**Exercise instructions**
From the listing below, pull out all lines with "JSON" in them.

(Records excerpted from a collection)
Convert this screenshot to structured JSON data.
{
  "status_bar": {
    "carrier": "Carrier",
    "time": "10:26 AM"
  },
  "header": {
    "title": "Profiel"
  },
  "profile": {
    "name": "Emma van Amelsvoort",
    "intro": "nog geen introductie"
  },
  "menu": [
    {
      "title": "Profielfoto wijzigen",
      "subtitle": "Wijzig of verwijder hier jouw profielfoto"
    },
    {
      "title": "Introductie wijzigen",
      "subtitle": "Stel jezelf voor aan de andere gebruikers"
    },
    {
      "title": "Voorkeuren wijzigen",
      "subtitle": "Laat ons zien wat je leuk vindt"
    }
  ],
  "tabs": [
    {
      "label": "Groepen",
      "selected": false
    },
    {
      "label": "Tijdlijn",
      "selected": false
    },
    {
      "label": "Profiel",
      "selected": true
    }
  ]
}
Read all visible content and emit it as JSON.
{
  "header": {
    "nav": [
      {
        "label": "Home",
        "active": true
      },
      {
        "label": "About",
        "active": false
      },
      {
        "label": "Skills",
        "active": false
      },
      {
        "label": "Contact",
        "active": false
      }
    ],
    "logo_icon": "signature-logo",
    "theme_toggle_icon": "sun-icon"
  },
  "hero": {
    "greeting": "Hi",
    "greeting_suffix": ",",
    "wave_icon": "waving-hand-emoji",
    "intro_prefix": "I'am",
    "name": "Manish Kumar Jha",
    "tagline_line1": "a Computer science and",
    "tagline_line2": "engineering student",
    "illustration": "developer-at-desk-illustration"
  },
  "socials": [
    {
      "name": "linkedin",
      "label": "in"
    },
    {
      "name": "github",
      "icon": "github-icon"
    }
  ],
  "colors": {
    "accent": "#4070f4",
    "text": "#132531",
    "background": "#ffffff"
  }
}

**Answer to this task**
Convert this screenshot to structured JSON data.
Read all visible content and emit it as JSON.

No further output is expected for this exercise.